-- begin --
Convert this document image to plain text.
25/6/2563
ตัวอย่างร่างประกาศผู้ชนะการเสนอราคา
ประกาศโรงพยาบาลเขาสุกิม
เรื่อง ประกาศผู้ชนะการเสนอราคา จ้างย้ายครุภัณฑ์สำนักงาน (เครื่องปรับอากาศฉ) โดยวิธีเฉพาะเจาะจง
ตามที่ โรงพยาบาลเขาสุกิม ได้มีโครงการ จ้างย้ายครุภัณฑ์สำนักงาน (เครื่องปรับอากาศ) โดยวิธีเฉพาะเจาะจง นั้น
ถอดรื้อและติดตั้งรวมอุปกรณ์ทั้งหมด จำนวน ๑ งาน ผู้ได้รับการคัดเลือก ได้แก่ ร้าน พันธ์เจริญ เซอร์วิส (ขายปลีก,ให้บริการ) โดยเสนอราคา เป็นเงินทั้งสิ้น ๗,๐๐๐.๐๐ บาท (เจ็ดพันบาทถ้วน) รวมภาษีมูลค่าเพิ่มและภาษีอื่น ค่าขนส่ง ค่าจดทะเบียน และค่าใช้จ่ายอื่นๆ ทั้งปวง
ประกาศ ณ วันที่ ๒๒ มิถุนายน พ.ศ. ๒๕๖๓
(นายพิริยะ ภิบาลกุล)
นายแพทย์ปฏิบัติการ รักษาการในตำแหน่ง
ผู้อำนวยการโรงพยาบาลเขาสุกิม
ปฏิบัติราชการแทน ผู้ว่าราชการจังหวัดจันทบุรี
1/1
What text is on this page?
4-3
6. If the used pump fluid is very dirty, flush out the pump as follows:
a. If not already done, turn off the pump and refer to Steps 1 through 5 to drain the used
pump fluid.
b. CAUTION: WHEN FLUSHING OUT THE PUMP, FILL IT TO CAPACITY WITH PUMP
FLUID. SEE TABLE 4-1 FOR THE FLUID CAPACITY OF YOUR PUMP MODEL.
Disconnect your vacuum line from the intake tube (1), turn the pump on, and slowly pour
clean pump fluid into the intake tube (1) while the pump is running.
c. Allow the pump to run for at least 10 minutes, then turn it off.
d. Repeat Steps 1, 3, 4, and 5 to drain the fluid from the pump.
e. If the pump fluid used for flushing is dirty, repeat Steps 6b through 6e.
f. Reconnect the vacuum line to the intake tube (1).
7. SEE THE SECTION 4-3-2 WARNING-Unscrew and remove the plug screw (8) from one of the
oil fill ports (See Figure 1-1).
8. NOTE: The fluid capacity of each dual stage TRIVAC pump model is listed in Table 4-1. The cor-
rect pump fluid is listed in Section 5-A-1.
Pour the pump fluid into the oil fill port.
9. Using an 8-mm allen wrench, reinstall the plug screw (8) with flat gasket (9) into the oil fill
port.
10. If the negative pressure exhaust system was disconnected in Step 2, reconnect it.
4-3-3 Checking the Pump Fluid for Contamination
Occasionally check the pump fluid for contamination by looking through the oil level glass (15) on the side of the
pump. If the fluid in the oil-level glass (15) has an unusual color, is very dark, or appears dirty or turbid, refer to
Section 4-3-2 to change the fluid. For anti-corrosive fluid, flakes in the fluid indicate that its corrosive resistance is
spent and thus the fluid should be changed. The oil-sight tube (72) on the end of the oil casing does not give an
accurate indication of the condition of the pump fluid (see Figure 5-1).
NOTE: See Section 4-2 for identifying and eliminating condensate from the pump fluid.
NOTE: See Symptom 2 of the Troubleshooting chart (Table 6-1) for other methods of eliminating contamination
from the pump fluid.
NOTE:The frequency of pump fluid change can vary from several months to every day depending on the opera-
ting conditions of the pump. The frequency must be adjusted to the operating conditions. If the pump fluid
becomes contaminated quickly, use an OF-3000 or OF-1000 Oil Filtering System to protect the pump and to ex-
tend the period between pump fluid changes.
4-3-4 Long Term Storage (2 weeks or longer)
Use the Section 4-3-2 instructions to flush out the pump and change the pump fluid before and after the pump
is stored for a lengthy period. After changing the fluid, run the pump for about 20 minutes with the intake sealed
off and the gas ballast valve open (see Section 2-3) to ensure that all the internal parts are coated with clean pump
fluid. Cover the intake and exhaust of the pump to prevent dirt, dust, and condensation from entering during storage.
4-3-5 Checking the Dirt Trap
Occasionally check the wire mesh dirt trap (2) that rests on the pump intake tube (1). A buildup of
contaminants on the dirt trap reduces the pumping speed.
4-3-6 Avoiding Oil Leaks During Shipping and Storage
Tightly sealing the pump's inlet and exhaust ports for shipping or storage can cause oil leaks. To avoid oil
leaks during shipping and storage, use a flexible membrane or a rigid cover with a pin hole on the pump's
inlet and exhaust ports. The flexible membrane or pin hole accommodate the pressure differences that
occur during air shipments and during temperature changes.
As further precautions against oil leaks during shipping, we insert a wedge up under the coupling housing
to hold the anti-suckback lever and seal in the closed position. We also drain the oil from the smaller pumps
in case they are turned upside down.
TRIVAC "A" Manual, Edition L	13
-- end --
Restate the listing in full, word for word.

- Written response -
Convert this document image to plain text.
25/6/2563
ตัวอย่างร่างประกาศผู้ชนะการเสนอราคา
ประกาศโรงพยาบาลเขาสุกิม
เรื่อง ประกาศผู้ชนะการเสนอราคา จ้างย้ายครุภัณฑ์สำนักงาน (เครื่องปรับอากาศฉ) โดยวิธีเฉพาะเจาะจง
ตามที่ โรงพยาบาลเขาสุกิม ได้มีโครงการ จ้างย้ายครุภัณฑ์สำนักงาน (เครื่องปรับอากาศ) โดยวิธีเฉพาะเจาะจง นั้น
ถอดรื้อและติดตั้งรวมอุปกรณ์ทั้งหมด จำนวน ๑ งาน ผู้ได้รับการคัดเลือก ได้แก่ ร้าน พันธ์เจริญ เซอร์วิส (ขายปลีก,ให้บริการ) โดยเสนอราคา เป็นเงินทั้งสิ้น ๗,๐๐๐.๐๐ บาท (เจ็ดพันบาทถ้วน) รวมภาษีมูลค่าเพิ่มและภาษีอื่น ค่าขนส่ง ค่าจดทะเบียน และค่าใช้จ่ายอื่นๆ ทั้งปวง
ประกาศ ณ วันที่ ๒๒ มิถุนายน พ.ศ. ๒๕๖๓
(นายพิริยะ ภิบาลกุล)
นายแพทย์ปฏิบัติการ รักษาการในตำแหน่ง
ผู้อำนวยการโรงพยาบาลเขาสุกิม
ปฏิบัติราชการแทน ผู้ว่าราชการจังหวัดจันทบุรี
1/1
What text is on this page?
4-3
6. If the used pump fluid is very dirty, flush out the pump as follows:
a. If not already done, turn off the pump and refer to Steps 1 through 5 to drain the used
pump fluid.
b. CAUTION: WHEN FLUSHING OUT THE PUMP, FILL IT TO CAPACITY WITH PUMP
FLUID. SEE TABLE 4-1 FOR THE FLUID CAPACITY OF YOUR PUMP MODEL.
Disconnect your vacuum line from the intake tube (1), turn the pump on, and slowly pour
clean pump fluid into the intake tube (1) while the pump is running.
c. Allow the pump to run for at least 10 minutes, then turn it off.
d. Repeat Steps 1, 3, 4, and 5 to drain the fluid from the pump.
e. If the pump fluid used for flushing is dirty, repeat Steps 6b through 6e.
f. Reconnect the vacuum line to the intake tube (1).
7. SEE THE SECTION 4-3-2 WARNING-Unscrew and remove the plug screw (8) from one of the
oil fill ports (See Figure 1-1).
8. NOTE: The fluid capacity of each dual stage TRIVAC pump model is listed in Table 4-1. The cor-
rect pump fluid is listed in Section 5-A-1.
Pour the pump fluid into the oil fill port.
9. Using an 8-mm allen wrench, reinstall the plug screw (8) with flat gasket (9) into the oil fill
port.
10. If the negative pressure exhaust system was disconnected in Step 2, reconnect it.
4-3-3 Checking the Pump Fluid for Contamination
Occasionally check the pump fluid for contamination by looking through the oil level glass (15) on the side of the
pump. If the fluid in the oil-level glass (15) has an unusual color, is very dark, or appears dirty or turbid, refer to
Section 4-3-2 to change the fluid. For anti-corrosive fluid, flakes in the fluid indicate that its corrosive resistance is
spent and thus the fluid should be changed. The oil-sight tube (72) on the end of the oil casing does not give an
accurate indication of the condition of the pump fluid (see Figure 5-1).
NOTE: See Section 4-2 for identifying and eliminating condensate from the pump fluid.
NOTE: See Symptom 2 of the Troubleshooting chart (Table 6-1) for other methods of eliminating contamination
from the pump fluid.
NOTE:The frequency of pump fluid change can vary from several months to every day depending on the opera-
ting conditions of the pump. The frequency must be adjusted to the operating conditions. If the pump fluid
becomes contaminated quickly, use an OF-3000 or OF-1000 Oil Filtering System to protect the pump and to ex-
tend the period between pump fluid changes.
4-3-4 Long Term Storage (2 weeks or longer)
Use the Section 4-3-2 instructions to flush out the pump and change the pump fluid before and after the pump
is stored for a lengthy period. After changing the fluid, run the pump for about 20 minutes with the intake sealed
off and the gas ballast valve open (see Section 2-3) to ensure that all the internal parts are coated with clean pump
fluid. Cover the intake and exhaust of the pump to prevent dirt, dust, and condensation from entering during storage.
4-3-5 Checking the Dirt Trap
Occasionally check the wire mesh dirt trap (2) that rests on the pump intake tube (1). A buildup of
contaminants on the dirt trap reduces the pumping speed.
4-3-6 Avoiding Oil Leaks During Shipping and Storage
Tightly sealing the pump's inlet and exhaust ports for shipping or storage can cause oil leaks. To avoid oil
leaks during shipping and storage, use a flexible membrane or a rigid cover with a pin hole on the pump's
inlet and exhaust ports. The flexible membrane or pin hole accommodate the pressure differences that
occur during air shipments and during temperature changes.
As further precautions against oil leaks during shipping, we insert a wedge up under the coupling housing
to hold the anti-suckback lever and seal in the closed position. We also drain the oil from the smaller pumps
in case they are turned upside down.
TRIVAC "A" Manual, Edition L	13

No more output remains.